Search the material below for the string "потребно" and list each line that holds it.

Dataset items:
════

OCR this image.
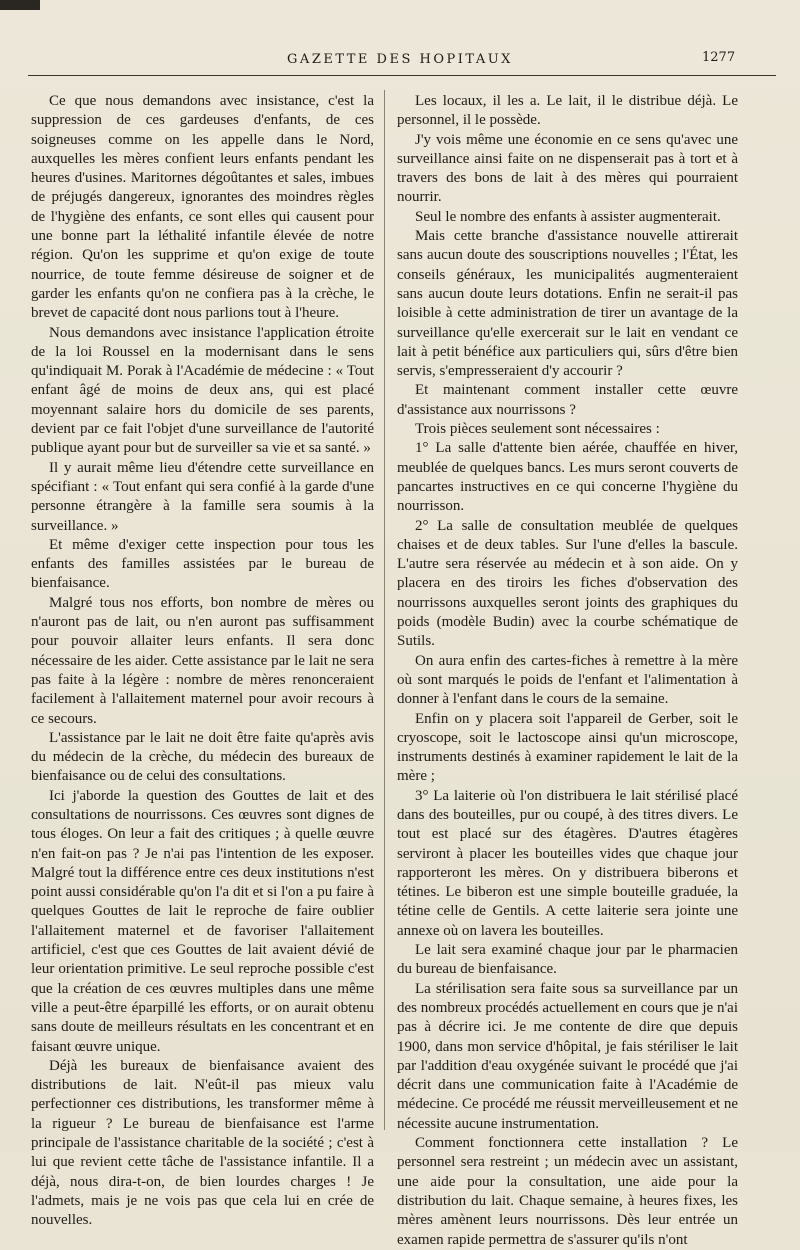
GAZETTE DES HOPITAUX	1277

Ce que nous demandons avec insistance, c'est la suppression de ces gardeuses d'enfants, de ces soigneuses comme on les appelle dans le Nord, auxquelles les mères confient leurs enfants pendant les heures d'usines. Maritornes dégoûtantes et sales, imbues de préjugés dangereux, ignorantes des moindres règles de l'hygiène des enfants, ce sont elles qui causent pour une bonne part la léthalité infantile élevée de notre région. Qu'on les supprime et qu'on exige de toute nourrice, de toute femme désireuse de soigner et de garder les enfants qu'on ne confiera pas à la crèche, le brevet de capacité dont nous parlions tout à l'heure.

Nous demandons avec insistance l'application étroite de la loi Roussel en la modernisant dans le sens qu'indiquait M. Porak à l'Académie de médecine : « Tout enfant âgé de moins de deux ans, qui est placé moyennant salaire hors du domicile de ses parents, devient par ce fait l'objet d'une surveillance de l'autorité publique ayant pour but de surveiller sa vie et sa santé. »

Il y aurait même lieu d'étendre cette surveillance en spécifiant : « Tout enfant qui sera confié à la garde d'une personne étrangère à la famille sera soumis à la surveillance. »

Et même d'exiger cette inspection pour tous les enfants des familles assistées par le bureau de bienfaisance.

Malgré tous nos efforts, bon nombre de mères ou n'auront pas de lait, ou n'en auront pas suffisamment pour pouvoir allaiter leurs enfants. Il sera donc nécessaire de les aider. Cette assistance par le lait ne sera pas faite à la légère : nombre de mères renonceraient facilement à l'allaitement maternel pour avoir recours à ce secours.

L'assistance par le lait ne doit être faite qu'après avis du médecin de la crèche, du médecin des bureaux de bienfaisance ou de celui des consultations.

Ici j'aborde la question des Gouttes de lait et des consultations de nourrissons. Ces œuvres sont dignes de tous éloges. On leur a fait des critiques ; à quelle œuvre n'en fait-on pas ? Je n'ai pas l'intention de les exposer. Malgré tout la différence entre ces deux institutions n'est point aussi considérable qu'on l'a dit et si l'on a pu faire à quelques Gouttes de lait le reproche de faire oublier l'allaitement maternel et de favoriser l'allaitement artificiel, c'est que ces Gouttes de lait avaient dévié de leur orientation primitive. Le seul reproche possible c'est que la création de ces œuvres multiples dans une même ville a peut-être éparpillé les efforts, or on aurait obtenu sans doute de meilleurs résultats en les concentrant et en faisant œuvre unique.

Déjà les bureaux de bienfaisance avaient des distributions de lait. N'eût-il pas mieux valu perfectionner ces distributions, les transformer même à la rigueur ? Le bureau de bienfaisance est l'arme principale de l'assistance charitable de la société ; c'est à lui que revient cette tâche de l'assistance infantile. Il a déjà, nous dira-t-on, de bien lourdes charges ! Je l'admets, mais je ne vois pas que cela lui en crée de nouvelles.

Les locaux, il les a. Le lait, il le distribue déjà. Le personnel, il le possède.

J'y vois même une économie en ce sens qu'avec une surveillance ainsi faite on ne dispenserait pas à tort et à travers des bons de lait à des mères qui pourraient nourrir.

Seul le nombre des enfants à assister augmenterait.

Mais cette branche d'assistance nouvelle attirerait sans aucun doute des souscriptions nouvelles ; l'État, les conseils généraux, les municipalités augmenteraient sans aucun doute leurs dotations. Enfin ne serait-il pas loisible à cette administration de tirer un avantage de la surveillance qu'elle exercerait sur le lait en vendant ce lait à petit bénéfice aux particuliers qui, sûrs d'être bien servis, s'empresseraient d'y accourir ?

Et maintenant comment installer cette œuvre d'assistance aux nourrissons ?

Trois pièces seulement sont nécessaires :

1° La salle d'attente bien aérée, chauffée en hiver, meublée de quelques bancs. Les murs seront couverts de pancartes instructives en ce qui concerne l'hygiène du nourrisson.

2° La salle de consultation meublée de quelques chaises et de deux tables. Sur l'une d'elles la bascule. L'autre sera réservée au médecin et à son aide. On y placera en des tiroirs les fiches d'observation des nourrissons auxquelles seront joints des graphiques du poids (modèle Budin) avec la courbe schématique de Sutils.

On aura enfin des cartes-fiches à remettre à la mère où sont marqués le poids de l'enfant et l'alimentation à donner à l'enfant dans le cours de la semaine.

Enfin on y placera soit l'appareil de Gerber, soit le cryoscope, soit le lactoscope ainsi qu'un microscope, instruments destinés à examiner rapidement le lait de la mère ;

3° La laiterie où l'on distribuera le lait stérilisé placé dans des bouteilles, pur ou coupé, à des titres divers. Le tout est placé sur des étagères. D'autres étagères serviront à placer les bouteilles vides que chaque jour rapporteront les mères. On y distribuera biberons et tétines. Le biberon est une simple bouteille graduée, la tétine celle de Gentils. A cette laiterie sera jointe une annexe où on lavera les bouteilles.

Le lait sera examiné chaque jour par le pharmacien du bureau de bienfaisance.

La stérilisation sera faite sous sa surveillance par un des nombreux procédés actuellement en cours que je n'ai pas à décrire ici. Je me contente de dire que depuis 1900, dans mon service d'hôpital, je fais stériliser le lait par l'addition d'eau oxygénée suivant le procédé que j'ai décrit dans une communication faite à l'Académie de médecine. Ce procédé me réussit merveilleusement et ne nécessite aucune instrumentation.

Comment fonctionnera cette installation ? Le personnel sera restreint ; un médecin avec un assistant, une aide pour la consultation, une aide pour la distribution du lait. Chaque semaine, à heures fixes, les mères amènent leurs nourrissons. Dès leur entrée un examen rapide permettra de s'assurer qu'ils n'ont
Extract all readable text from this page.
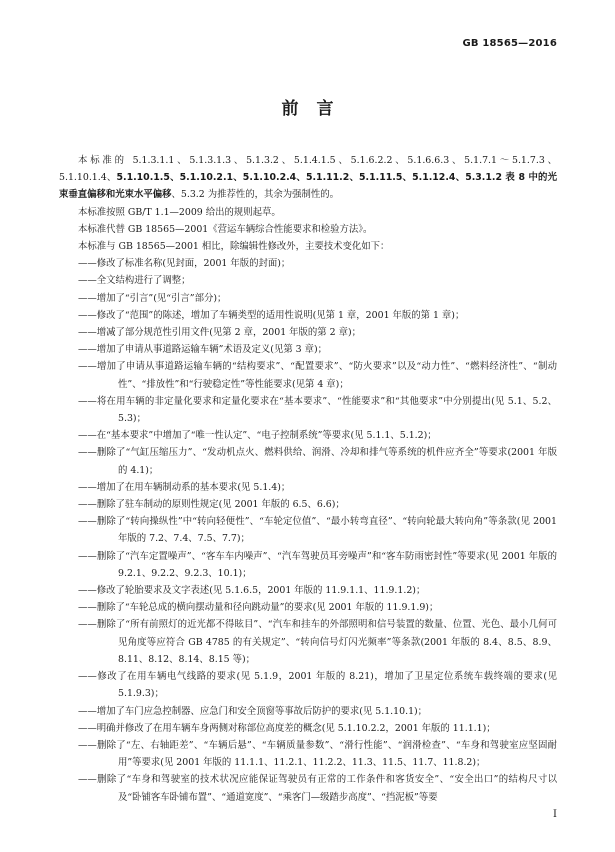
GB 18565—2016
前言

本标准的 5.1.3.1.1、5.1.3.1.3、5.1.3.2、5.1.4.1.5、5.1.6.2.2、5.1.6.6.3、5.1.7.1～5.1.7.3、5.1.10.1.4、5.1.10.1.5、5.1.10.2.1、5.1.10.2.4、5.1.11.2、5.1.11.5、5.1.12.4、5.3.1.2 表 8 中的光束垂直偏移和光束水平偏移、5.3.2 为推荐性的，其余为强制性的。

本标准按照 GB/T 1.1—2009 给出的规则起草。

本标准代替 GB 18565—2001《营运车辆综合性能要求和检验方法》。

本标准与 GB 18565—2001 相比，除编辑性修改外，主要技术变化如下：

——修改了标准名称(见封面，2001 年版的封面)；

——全文结构进行了调整；

——增加了“引言”(见“引言”部分)；

——修改了“范围”的陈述，增加了车辆类型的适用性说明(见第 1 章，2001 年版的第 1 章)；

——增减了部分规范性引用文件(见第 2 章，2001 年版的第 2 章)；

——增加了申请从事道路运输车辆”术语及定义(见第 3 章)；

——增加了申请从事道路运输车辆的“结构要求”、“配置要求”、“防火要求”以及“动力性”、“燃料经济性”、“制动性”、“排放性”和“行驶稳定性”等性能要求(见第 4 章)；

——将在用车辆的非定量化要求和定量化要求在“基本要求”、“性能要求”和“其他要求”中分别提出(见 5.1、5.2、5.3)；

——在“基本要求”中增加了“唯一性认定”、“电子控制系统”等要求(见 5.1.1、5.1.2)；

——删除了“气缸压缩压力”、“发动机点火、燃料供给、润滑、冷却和排气等系统的机件应齐全”等要求(2001 年版的 4.1)；

——增加了在用车辆制动系的基本要求(见 5.1.4)；

——删除了驻车制动的原则性规定(见 2001 年版的 6.5、6.6)；

——删除了“转向操纵性”中“转向轻便性”、“车轮定位值”、“最小转弯直径”、“转向轮最大转向角”等条款(见 2001 年版的 7.2、7.4、7.5、7.7)；

——删除了“汽车定置噪声”、“客车车内噪声”、“汽车驾驶员耳旁噪声”和“客车防雨密封性”等要求(见 2001 年版的 9.2.1、9.2.2、9.2.3、10.1)；

——修改了轮胎要求及文字表述(见 5.1.6.5，2001 年版的 11.9.1.1、11.9.1.2)；

——删除了“车轮总成的横向摆动量和径向跳动量”的要求(见 2001 年版的 11.9.1.9)；

——删除了“所有前照灯的近光都不得眩目”、“汽车和挂车的外部照明和信号装置的数量、位置、光色、最小几何可见角度等应符合 GB 4785 的有关规定”、“转向信号灯闪光频率”等条款(2001 年版的 8.4、8.5、8.9、8.11、8.12、8.14、8.15 等)；

——修改了在用车辆电气线路的要求(见 5.1.9，2001 年版的 8.21)，增加了卫星定位系统车载终端的要求(见 5.1.9.3)；

——增加了车门应急控制器、应急门和安全顶窗等事故后防护的要求(见 5.1.10.1)；

——明确并修改了在用车辆车身两侧对称部位高度差的概念(见 5.1.10.2.2，2001 年版的 11.1.1)；

——删除了“左、右轴距差”、“车辆后悬”、“车辆质量参数”、“滑行性能”、“润滑检查”、“车身和驾驶室应坚固耐用”等要求(见 2001 年版的 11.1.1、11.2.1、11.2.2、11.3、11.5、11.7、11.8.2)；

——删除了“车身和驾驶室的技术状况应能保证驾驶员有正常的工作条件和客货安全”、“安全出口”的结构尺寸以及“卧铺客车卧铺布置”、“通道宽度”、“乘客门—级踏步高度”、“挡泥板”等要

I
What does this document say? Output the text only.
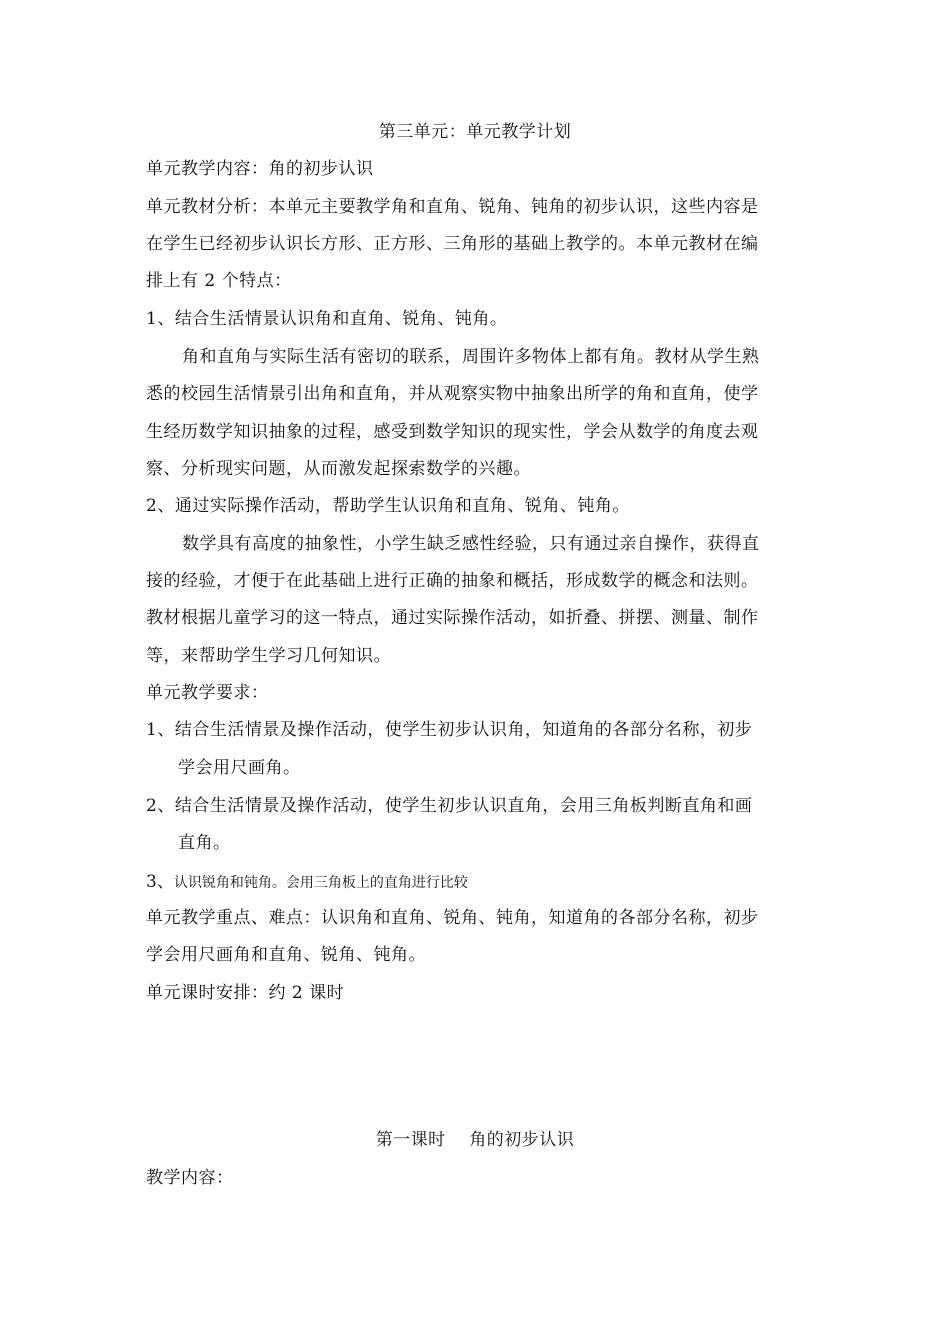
第三单元：单元教学计划
单元教学内容：角的初步认识
单元教材分析：本单元主要教学角和直角、锐角、钝角的初步认识，这些内容是
在学生已经初步认识长方形、正方形、三角形的基础上教学的。本单元教材在编
排上有 2 个特点：
1、结合生活情景认识角和直角、锐角、钝角。
角和直角与实际生活有密切的联系，周围许多物体上都有角。教材从学生熟
悉的校园生活情景引出角和直角，并从观察实物中抽象出所学的角和直角，使学
生经历数学知识抽象的过程，感受到数学知识的现实性，学会从数学的角度去观
察、分析现实问题，从而激发起探索数学的兴趣。
2、通过实际操作活动，帮助学生认识角和直角、锐角、钝角。
数学具有高度的抽象性，小学生缺乏感性经验，只有通过亲自操作，获得直
接的经验，才便于在此基础上进行正确的抽象和概括，形成数学的概念和法则。
教材根据儿童学习的这一特点，通过实际操作活动，如折叠、拼摆、测量、制作
等，来帮助学生学习几何知识。
单元教学要求：
1、结合生活情景及操作活动，使学生初步认识角，知道角的各部分名称，初步
学会用尺画角。
2、结合生活情景及操作活动，使学生初步认识直角，会用三角板判断直角和画
直角。
3、认识锐角和钝角。会用三角板上的直角进行比较
单元教学重点、难点：认识角和直角、锐角、钝角，知道角的各部分名称，初步
学会用尺画角和直角、锐角、钝角。
单元课时安排：约 2 课时
第一课时    角的初步认识
教学内容：
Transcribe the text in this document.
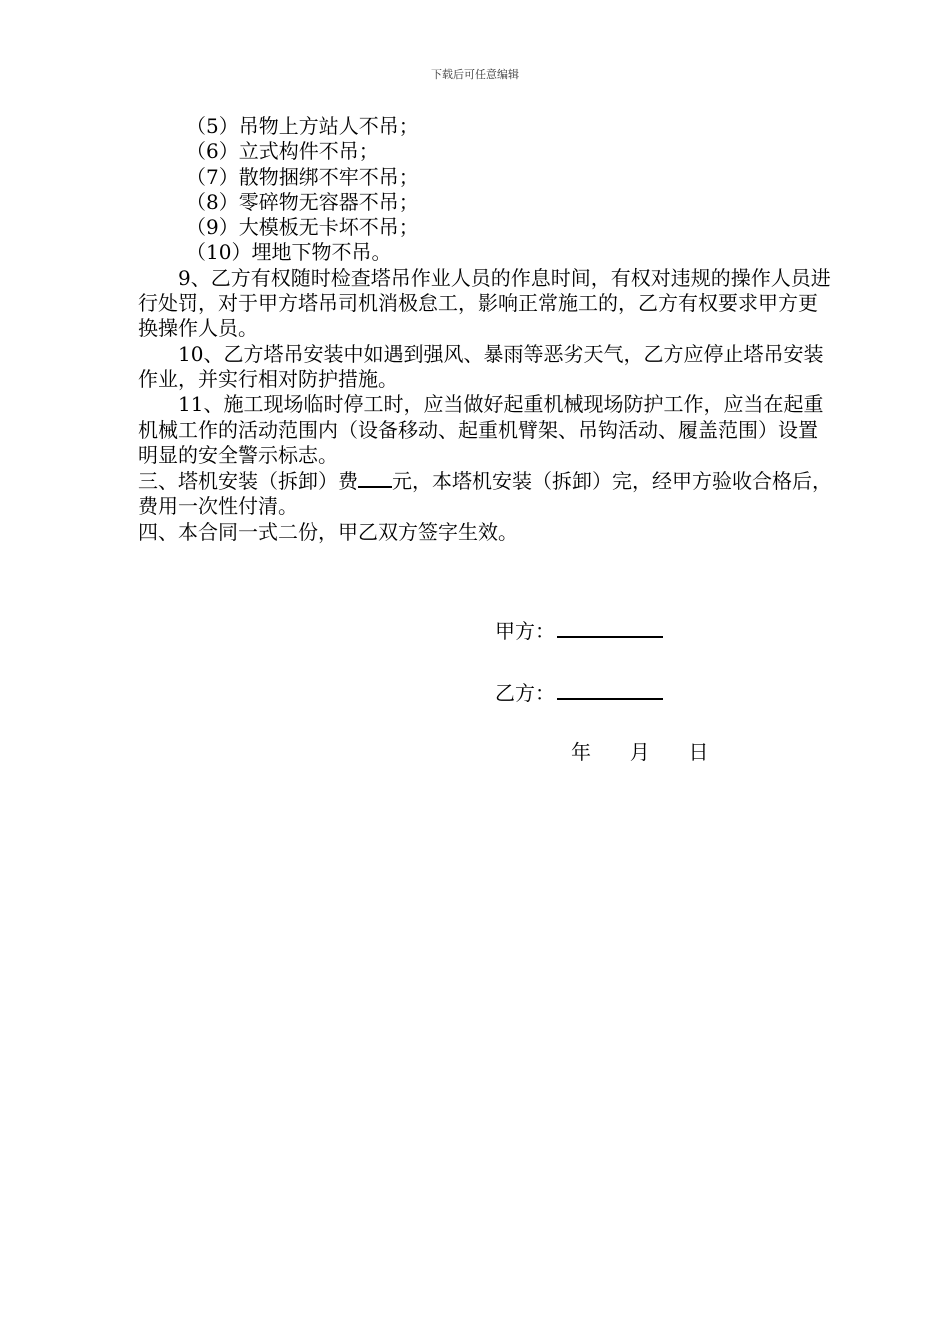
下载后可任意编辑

（5）吊物上方站人不吊；

（6）立式构件不吊；

（7）散物捆绑不牢不吊；

（8）零碎物无容器不吊；

（9）大模板无卡坏不吊；

（10）埋地下物不吊。

9、乙方有权随时检查塔吊作业人员的作息时间，有权对违规的操作人员进行处罚，对于甲方塔吊司机消极怠工，影响正常施工的，乙方有权要求甲方更换操作人员。

10、乙方塔吊安装中如遇到强风、暴雨等恶劣天气，乙方应停止塔吊安装作业，并实行相对防护措施。

11、施工现场临时停工时，应当做好起重机械现场防护工作，应当在起重机械工作的活动范围内（设备移动、起重机臂架、吊钩活动、履盖范围）设置明显的安全警示标志。

三、塔机安装（拆卸）费 元，本塔机安装（拆卸）完，经甲方验收合格后，费用一次性付清。

四、本合同一式二份，甲乙双方签字生效。

甲方：
乙方：
年 月 日
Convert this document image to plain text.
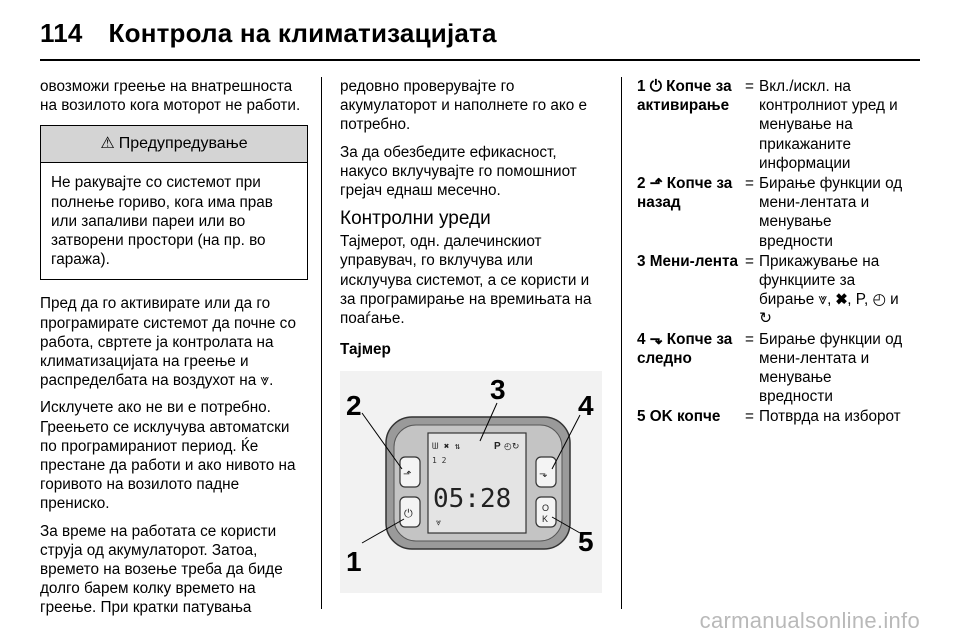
114 Контрола на климатизацијата

овозможи греење на внатрешноста на возилото кога моторот не работи.

⚠ Предупредување
Не ракувајте со системот при полнење гориво, кога има прав или запаливи пареи или во затворени простори (на пр. во гаража).

Пред да го активирате или да го програмирате системот да почне со работа, свртете ја контролата на климатизацијата на греење и распределбата на воздухот на ⩔.

Исклучете ако не ви е потребно. Греењето се исклучува автоматски по програмираниот период. Ќе престане да работи и ако нивото на горивото на возилото падне прениско.

За време на работата се користи струја од акумулаторот. Затоа, времето на возење треба да биде долго барем колку времето на греење. При кратки патувања

редовно проверувајте го акумулаторот и наполнете го ако е потребно.

За да обезбедите ефикасност, накусо вклучувајте го помошниот грејач еднаш месечно.

Контролни уреди

Тајмерот, одн. далечинскиот управувач, го вклучува или исклучува системот, а се користи и за програмирање на времињата на поаѓање.

Тајмер
ᗯ ✖ ⇅	P ◴↻
1 2
05:28
⩔
⬏
⏻
⬎
O
K
2
3
4
1
5
1 ⏻ Копче за активирање
= Вкл./искл. на контролниот уред и менување на прикажаните информации
2 ⬏ Копче за назад
= Бирање функции од мени-лентата и менување вредности
3 Мени-лента = Прикажување на функциите за бирање ⩔, ✖, P, ◴ и ↻
4 ⬎ Копче за следно
= Бирање функции од мени-лентата и менување вредности
5 OK копче	= Потврда на изборот
carmanualsonline.info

════

Answer to the problem:
Исклучете ако не ви е потребно. Греењето се исклучува автоматски по програмираниот период. Ќе престане да работи и ако нивото на горивото на возилото падне прениско.
редовно проверувајте го акумулаторот и наполнете го ако е потребно.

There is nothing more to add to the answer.